# Passage to read
________________________
Joseph Naso is pictured in this undated file booking photograph released to Reuters on April 14, 2011 by the Washoe County Sheriff's office. REUTERS/Washoe County Sheriff's office/Handout/Files

(Reuters) – A jury recommended the death penalty on Tuesday for an elderly former photographer convicted in the murders of four Northern California prostitutes, all with matching first and last initials, dating back to the 1970s.

Joseph Naso is pictured in this undated file booking photograph released to Reuters on April 14, 2011 by the Washoe County Sheriff’s office. REUTERS/Washoe County Sheriff’s office/Handout/Files

Joseph Naso, 79, who was found guilty of four counts of first-degree murder in August in the so-called “Alphabet murders,” looked stoic but ashen as the verdict was read in Marin County Superior Court.

The jury of six men and six women deliberated for a little more than four hours about whether to recommend that Naso be sentenced to death or life in prison without the possibility of parole.

Marin County Superior Court Judge Andrew Sweet is expected to formally sentence him next month and has the option to impose the recommended sentence or set it aside.

The judge ordered Naso back to court on September 20 for further proceedings. Naso remains a suspect in the killings of at least two other California women whose deaths the jury considered in recommending capital punishment.
________________________
Transcribe the news report on the Naso verdict word for word, from "The jury of" to "possibility of parole.". The records are separate material with no tie to the news report above.

(Records of image element boxes)
________________________
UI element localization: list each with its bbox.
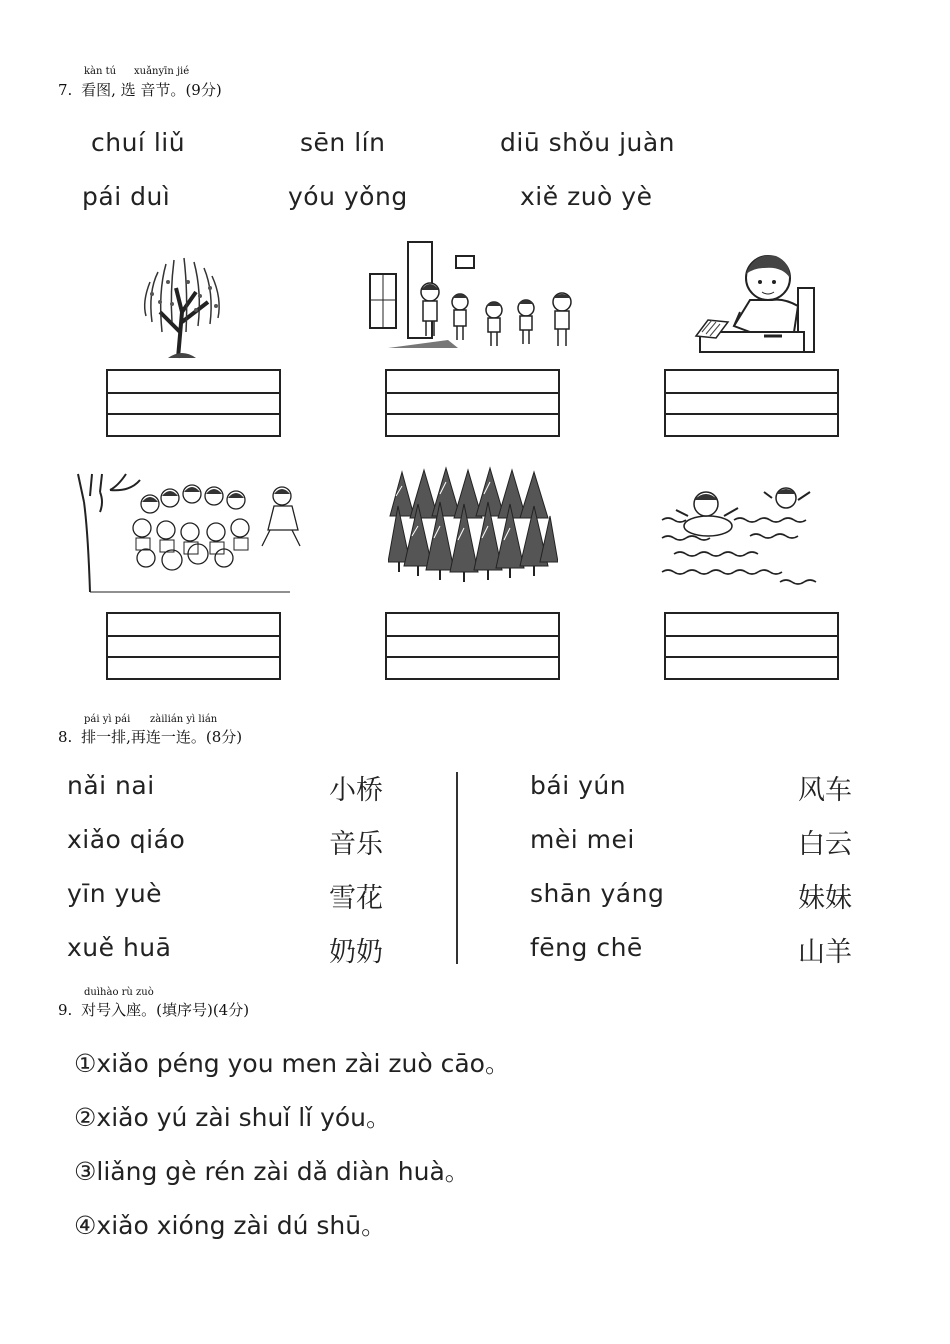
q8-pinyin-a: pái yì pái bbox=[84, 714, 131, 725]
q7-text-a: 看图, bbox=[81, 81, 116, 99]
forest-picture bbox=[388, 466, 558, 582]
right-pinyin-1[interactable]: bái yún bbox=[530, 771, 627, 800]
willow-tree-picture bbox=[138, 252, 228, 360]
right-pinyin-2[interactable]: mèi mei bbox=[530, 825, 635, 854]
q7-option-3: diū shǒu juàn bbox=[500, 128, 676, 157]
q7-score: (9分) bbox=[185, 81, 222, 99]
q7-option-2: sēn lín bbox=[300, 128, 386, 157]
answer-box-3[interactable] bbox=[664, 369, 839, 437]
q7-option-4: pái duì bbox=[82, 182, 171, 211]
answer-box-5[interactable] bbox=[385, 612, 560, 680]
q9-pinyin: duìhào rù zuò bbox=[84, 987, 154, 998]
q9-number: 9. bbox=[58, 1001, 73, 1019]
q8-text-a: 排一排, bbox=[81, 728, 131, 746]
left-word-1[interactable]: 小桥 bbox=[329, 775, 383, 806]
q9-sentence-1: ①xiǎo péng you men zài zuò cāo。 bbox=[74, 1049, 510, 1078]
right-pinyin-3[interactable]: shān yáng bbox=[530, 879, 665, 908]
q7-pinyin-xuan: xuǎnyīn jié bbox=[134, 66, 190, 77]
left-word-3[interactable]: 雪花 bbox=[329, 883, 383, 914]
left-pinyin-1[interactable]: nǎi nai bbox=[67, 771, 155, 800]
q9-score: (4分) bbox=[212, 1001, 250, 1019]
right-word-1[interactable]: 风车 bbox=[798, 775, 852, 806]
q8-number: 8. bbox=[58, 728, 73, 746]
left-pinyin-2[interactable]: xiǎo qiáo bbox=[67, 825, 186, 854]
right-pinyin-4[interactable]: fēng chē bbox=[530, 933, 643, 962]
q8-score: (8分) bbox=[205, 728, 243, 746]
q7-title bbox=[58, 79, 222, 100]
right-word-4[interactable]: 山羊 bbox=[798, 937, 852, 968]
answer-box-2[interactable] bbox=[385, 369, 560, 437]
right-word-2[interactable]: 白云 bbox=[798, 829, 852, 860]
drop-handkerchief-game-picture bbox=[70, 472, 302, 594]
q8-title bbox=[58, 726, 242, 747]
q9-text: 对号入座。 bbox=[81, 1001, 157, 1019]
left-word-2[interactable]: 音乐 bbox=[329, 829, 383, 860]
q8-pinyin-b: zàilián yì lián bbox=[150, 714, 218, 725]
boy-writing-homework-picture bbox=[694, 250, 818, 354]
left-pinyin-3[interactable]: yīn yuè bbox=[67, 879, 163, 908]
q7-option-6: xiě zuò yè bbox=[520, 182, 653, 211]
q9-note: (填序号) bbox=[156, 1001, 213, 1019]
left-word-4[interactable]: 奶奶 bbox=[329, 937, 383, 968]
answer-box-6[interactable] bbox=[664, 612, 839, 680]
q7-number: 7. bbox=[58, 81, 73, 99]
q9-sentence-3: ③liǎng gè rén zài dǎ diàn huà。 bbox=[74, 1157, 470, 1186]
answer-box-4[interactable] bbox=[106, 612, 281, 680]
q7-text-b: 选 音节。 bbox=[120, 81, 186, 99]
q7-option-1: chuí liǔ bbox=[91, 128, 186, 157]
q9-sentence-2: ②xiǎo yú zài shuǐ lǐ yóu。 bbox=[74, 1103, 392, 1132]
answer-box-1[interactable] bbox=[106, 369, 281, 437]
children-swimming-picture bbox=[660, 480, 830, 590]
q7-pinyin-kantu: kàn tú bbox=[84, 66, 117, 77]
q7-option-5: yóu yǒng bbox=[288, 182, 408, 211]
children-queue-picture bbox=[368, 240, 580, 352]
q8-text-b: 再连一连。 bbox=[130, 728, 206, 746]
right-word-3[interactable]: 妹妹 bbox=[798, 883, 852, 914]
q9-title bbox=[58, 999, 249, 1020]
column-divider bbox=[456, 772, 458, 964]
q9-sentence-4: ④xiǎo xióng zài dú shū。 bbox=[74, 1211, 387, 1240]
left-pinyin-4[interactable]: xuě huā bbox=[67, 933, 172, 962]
________________________
# Result for this task
The jury of six men and six women deliberated for a little more than four hours about whether to recommend that Naso be sentenced to death or life in prison without the possibility of parole.